Gather every line of the material below that contains the string "List", and treat case as significant.

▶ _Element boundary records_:
━━━━━━━━━━━━━━━━

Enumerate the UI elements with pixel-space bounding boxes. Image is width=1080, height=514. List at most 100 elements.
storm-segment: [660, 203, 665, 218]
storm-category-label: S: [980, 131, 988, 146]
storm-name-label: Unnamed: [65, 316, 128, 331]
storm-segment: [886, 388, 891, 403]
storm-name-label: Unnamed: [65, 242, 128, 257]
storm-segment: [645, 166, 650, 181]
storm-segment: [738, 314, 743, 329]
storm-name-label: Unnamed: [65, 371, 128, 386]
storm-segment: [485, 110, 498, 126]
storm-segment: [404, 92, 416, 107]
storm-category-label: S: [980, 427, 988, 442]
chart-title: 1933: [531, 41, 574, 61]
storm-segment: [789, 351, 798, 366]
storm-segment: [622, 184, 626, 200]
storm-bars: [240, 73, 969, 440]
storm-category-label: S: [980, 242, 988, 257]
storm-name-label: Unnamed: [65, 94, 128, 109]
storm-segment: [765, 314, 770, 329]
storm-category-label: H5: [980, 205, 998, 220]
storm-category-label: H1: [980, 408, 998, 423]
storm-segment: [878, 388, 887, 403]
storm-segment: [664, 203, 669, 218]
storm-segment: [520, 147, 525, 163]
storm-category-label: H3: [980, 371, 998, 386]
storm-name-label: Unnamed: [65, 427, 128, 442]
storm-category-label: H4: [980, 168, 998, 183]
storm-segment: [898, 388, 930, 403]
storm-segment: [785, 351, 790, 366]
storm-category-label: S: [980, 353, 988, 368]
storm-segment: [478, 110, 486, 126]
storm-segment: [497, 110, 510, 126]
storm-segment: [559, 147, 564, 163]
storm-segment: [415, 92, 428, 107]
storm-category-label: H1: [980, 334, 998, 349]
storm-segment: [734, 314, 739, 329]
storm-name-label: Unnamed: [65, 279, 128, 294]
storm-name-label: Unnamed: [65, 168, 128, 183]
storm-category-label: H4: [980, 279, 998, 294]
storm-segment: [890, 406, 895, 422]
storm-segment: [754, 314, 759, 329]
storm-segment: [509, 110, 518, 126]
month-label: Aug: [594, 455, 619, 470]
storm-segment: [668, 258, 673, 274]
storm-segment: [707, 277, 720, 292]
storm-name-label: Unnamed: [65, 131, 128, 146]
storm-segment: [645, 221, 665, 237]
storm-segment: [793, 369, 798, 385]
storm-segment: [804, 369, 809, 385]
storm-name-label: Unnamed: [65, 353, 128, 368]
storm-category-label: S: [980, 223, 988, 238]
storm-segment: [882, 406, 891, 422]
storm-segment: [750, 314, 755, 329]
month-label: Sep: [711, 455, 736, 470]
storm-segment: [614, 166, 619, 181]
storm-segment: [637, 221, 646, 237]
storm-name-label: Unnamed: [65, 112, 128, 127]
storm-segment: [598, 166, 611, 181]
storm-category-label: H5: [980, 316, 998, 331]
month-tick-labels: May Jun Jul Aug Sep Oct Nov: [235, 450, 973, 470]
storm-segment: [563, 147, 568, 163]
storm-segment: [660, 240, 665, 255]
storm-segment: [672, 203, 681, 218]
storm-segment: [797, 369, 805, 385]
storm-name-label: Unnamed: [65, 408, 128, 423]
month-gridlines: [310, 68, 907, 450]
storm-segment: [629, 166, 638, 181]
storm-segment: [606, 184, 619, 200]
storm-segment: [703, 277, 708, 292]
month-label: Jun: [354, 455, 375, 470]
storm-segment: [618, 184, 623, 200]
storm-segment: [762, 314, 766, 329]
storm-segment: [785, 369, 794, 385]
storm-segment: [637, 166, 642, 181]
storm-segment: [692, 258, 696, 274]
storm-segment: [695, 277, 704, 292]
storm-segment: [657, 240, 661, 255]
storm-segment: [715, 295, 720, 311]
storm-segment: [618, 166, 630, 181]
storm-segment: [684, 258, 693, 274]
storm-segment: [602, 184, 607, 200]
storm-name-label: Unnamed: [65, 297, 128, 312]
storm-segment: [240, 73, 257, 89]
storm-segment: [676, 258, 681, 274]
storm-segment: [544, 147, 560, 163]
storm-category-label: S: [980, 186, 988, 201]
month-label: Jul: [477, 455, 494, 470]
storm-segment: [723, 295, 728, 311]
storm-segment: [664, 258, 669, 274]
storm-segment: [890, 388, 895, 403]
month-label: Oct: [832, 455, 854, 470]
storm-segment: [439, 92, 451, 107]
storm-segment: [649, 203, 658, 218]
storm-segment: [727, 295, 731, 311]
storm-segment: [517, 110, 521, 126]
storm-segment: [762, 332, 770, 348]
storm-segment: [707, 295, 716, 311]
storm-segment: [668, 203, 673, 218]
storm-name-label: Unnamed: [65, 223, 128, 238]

━━━━━━━━━━━━━━━━

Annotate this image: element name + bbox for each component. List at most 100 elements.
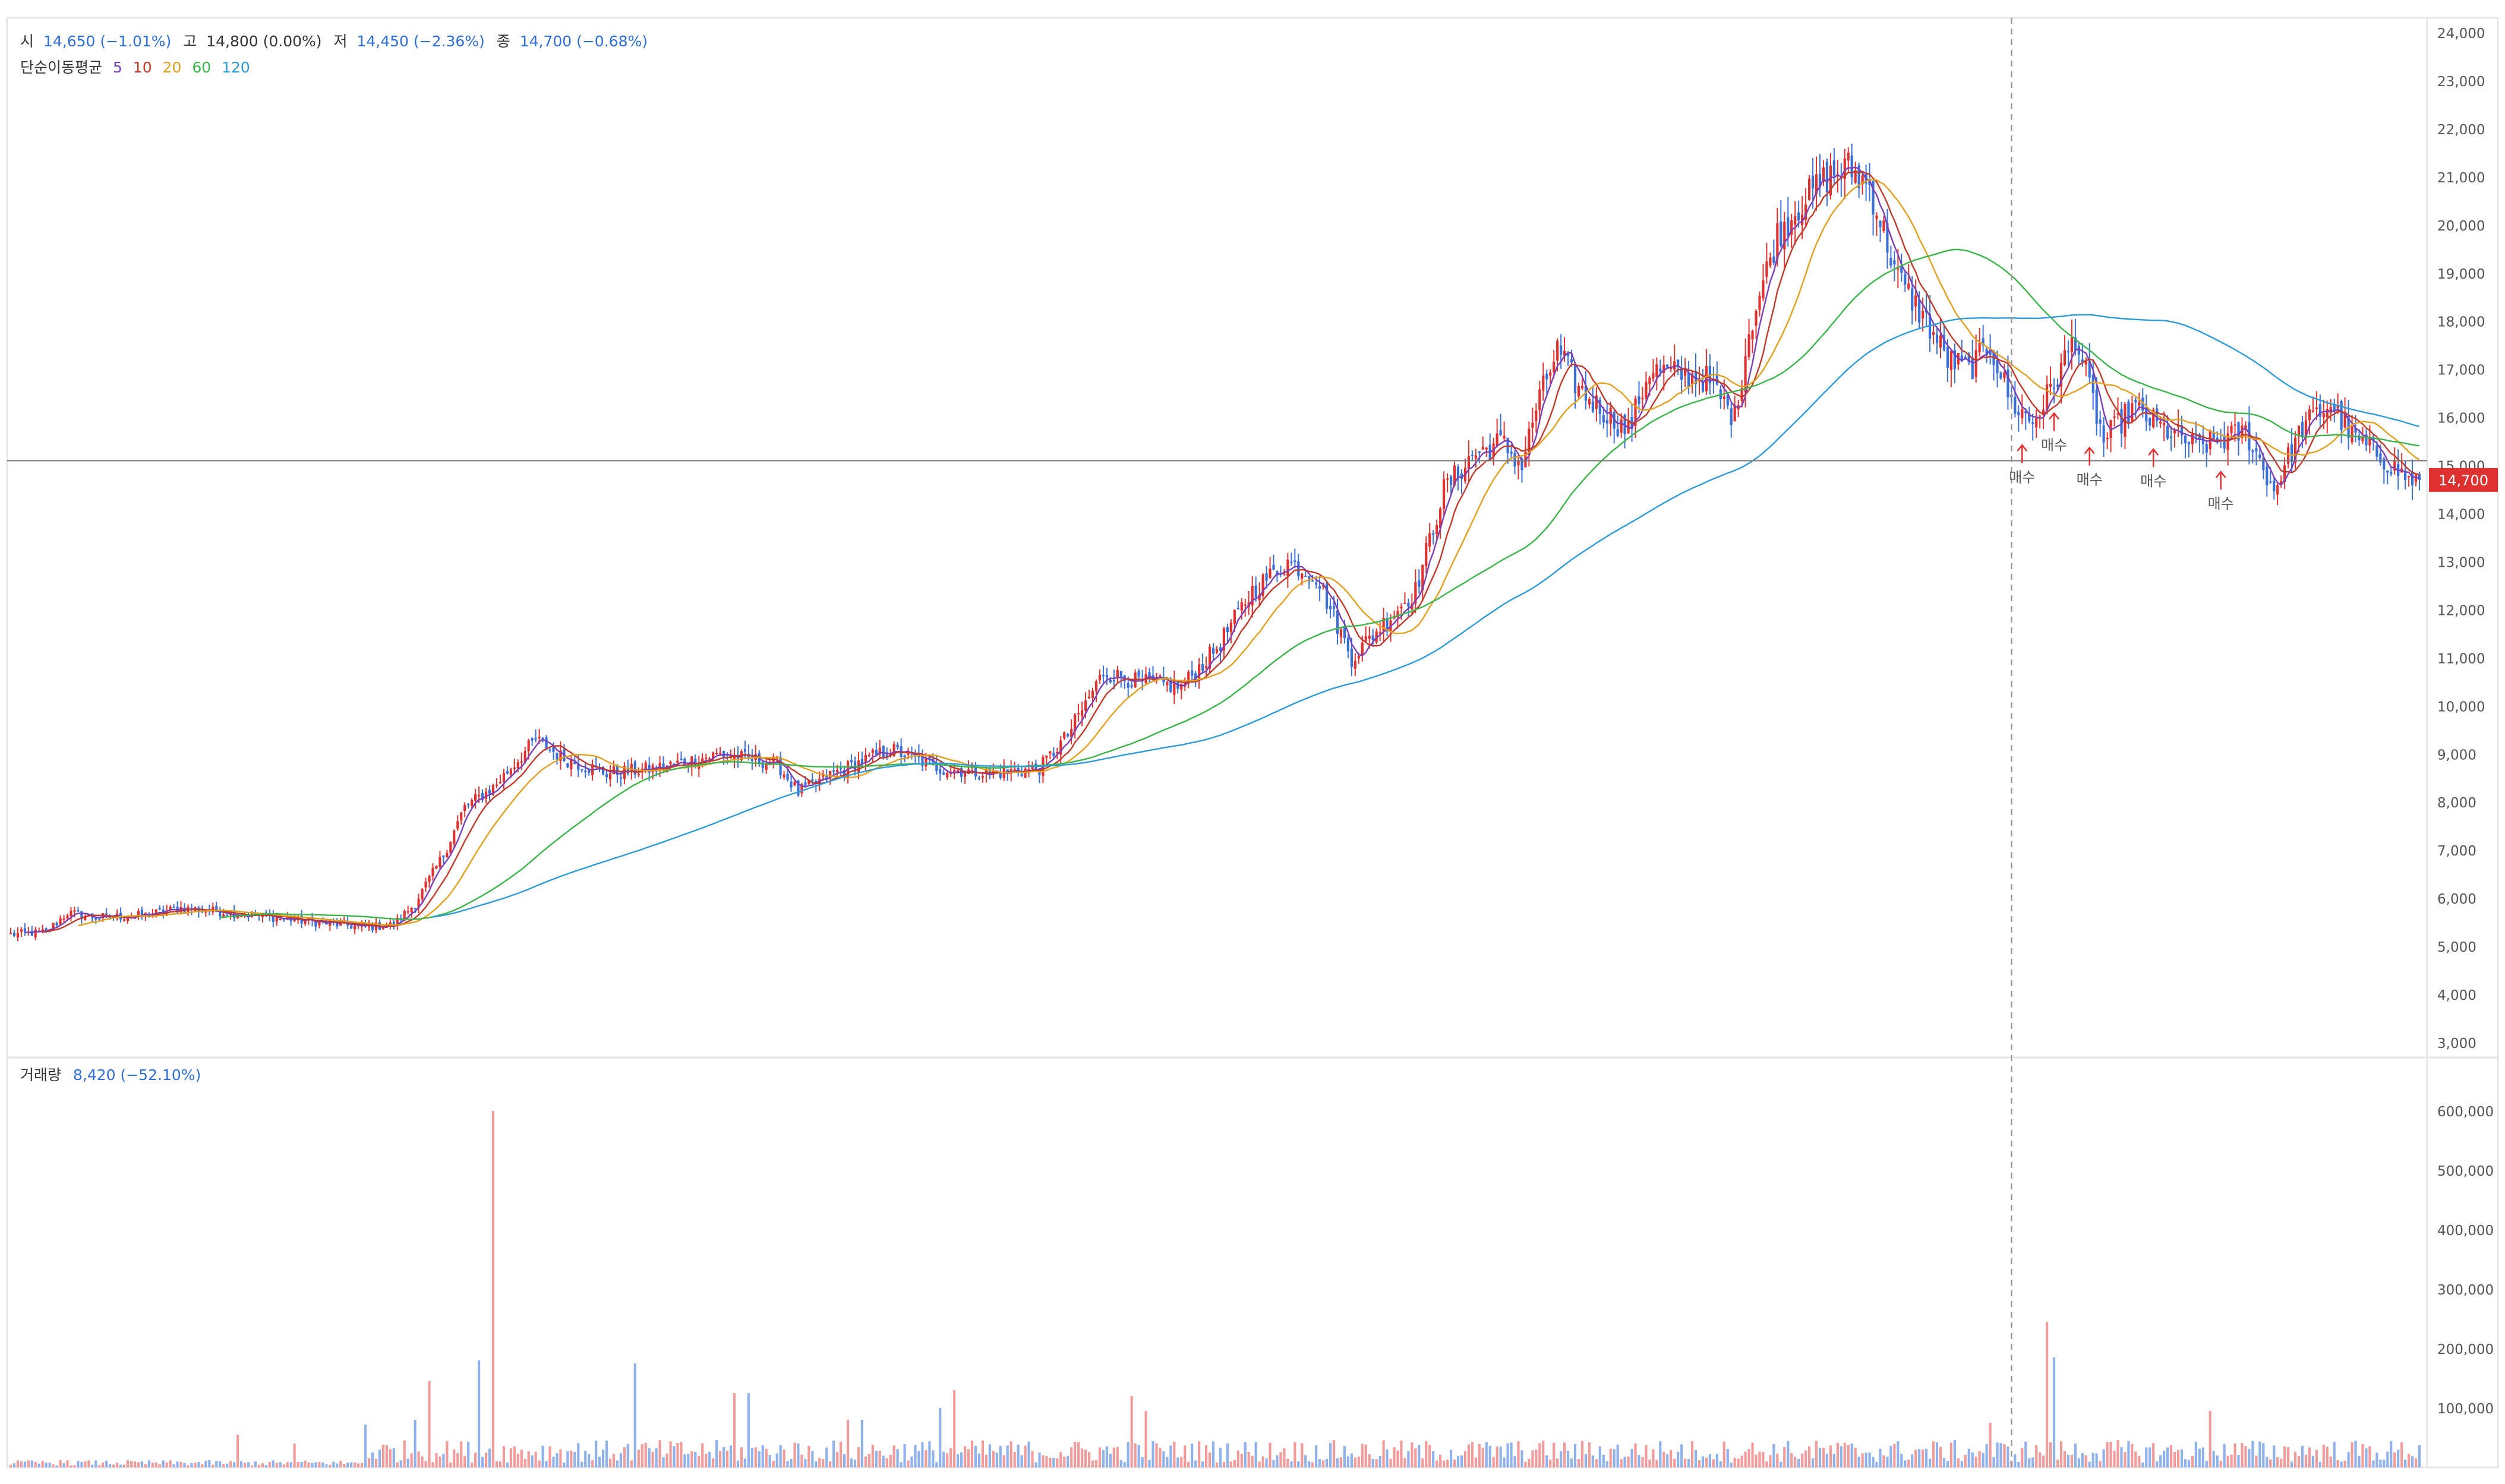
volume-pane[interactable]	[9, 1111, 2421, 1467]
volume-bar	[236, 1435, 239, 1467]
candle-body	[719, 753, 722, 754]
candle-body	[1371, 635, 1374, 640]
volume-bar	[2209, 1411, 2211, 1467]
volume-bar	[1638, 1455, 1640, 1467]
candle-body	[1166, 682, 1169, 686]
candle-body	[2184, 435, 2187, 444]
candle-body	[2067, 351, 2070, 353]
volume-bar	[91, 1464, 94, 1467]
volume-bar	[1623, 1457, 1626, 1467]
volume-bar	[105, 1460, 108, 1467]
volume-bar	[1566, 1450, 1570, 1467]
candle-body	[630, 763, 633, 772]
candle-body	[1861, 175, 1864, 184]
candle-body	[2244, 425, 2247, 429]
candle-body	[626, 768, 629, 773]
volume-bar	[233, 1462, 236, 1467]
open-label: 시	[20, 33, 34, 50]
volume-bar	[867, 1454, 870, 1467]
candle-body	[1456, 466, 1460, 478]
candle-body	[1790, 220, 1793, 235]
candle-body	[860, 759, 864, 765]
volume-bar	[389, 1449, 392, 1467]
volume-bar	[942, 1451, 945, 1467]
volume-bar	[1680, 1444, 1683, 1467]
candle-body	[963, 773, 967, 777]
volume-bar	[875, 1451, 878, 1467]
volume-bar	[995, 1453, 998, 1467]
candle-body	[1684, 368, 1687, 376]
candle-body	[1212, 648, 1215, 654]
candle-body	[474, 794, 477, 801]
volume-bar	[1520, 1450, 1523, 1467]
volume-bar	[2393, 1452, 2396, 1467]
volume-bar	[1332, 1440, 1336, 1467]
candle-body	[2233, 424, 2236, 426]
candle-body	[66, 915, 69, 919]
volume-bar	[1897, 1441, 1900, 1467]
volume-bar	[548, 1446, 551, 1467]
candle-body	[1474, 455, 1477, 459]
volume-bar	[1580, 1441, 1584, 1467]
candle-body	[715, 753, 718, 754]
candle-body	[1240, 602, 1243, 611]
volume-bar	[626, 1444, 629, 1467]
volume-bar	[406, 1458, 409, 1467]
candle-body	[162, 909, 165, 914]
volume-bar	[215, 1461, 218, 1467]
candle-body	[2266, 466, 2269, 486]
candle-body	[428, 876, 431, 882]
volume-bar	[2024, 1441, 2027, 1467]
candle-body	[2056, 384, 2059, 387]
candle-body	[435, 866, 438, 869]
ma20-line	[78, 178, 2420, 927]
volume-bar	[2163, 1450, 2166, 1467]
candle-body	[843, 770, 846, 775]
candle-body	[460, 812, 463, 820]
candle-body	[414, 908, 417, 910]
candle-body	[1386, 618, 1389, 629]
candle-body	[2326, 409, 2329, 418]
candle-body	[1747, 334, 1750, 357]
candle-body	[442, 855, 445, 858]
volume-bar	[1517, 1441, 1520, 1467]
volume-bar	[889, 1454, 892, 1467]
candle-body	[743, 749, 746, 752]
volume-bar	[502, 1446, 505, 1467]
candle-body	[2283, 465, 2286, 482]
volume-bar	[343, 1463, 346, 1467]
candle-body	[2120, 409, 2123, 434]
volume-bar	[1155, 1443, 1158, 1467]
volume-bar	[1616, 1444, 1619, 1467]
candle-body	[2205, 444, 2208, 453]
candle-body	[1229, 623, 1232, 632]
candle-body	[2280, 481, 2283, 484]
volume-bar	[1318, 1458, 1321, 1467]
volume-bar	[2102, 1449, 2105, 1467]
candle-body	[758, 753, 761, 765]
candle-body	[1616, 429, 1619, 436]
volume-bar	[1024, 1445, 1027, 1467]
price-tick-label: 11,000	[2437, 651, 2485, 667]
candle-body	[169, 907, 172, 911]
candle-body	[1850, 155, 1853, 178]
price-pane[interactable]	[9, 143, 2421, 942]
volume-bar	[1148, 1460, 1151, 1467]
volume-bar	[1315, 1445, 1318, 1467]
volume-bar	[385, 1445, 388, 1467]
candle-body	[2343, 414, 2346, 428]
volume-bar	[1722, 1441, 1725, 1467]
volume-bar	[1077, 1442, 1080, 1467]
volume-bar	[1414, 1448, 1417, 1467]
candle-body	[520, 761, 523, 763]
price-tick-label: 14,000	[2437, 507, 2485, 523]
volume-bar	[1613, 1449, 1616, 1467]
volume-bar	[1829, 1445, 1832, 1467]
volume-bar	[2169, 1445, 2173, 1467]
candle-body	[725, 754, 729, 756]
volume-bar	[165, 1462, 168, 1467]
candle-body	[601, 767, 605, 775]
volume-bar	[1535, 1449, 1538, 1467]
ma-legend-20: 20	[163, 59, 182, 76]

━━━━━━━━━━━━━━━━

▶ _WRITTEN REPLY_:
Enumerate the UI elements with pixel-space bounding boxes. Image is width=1080, height=514. List at most 100 elements.
Annotate this image: element name + bbox for each component. List at most 100 elements.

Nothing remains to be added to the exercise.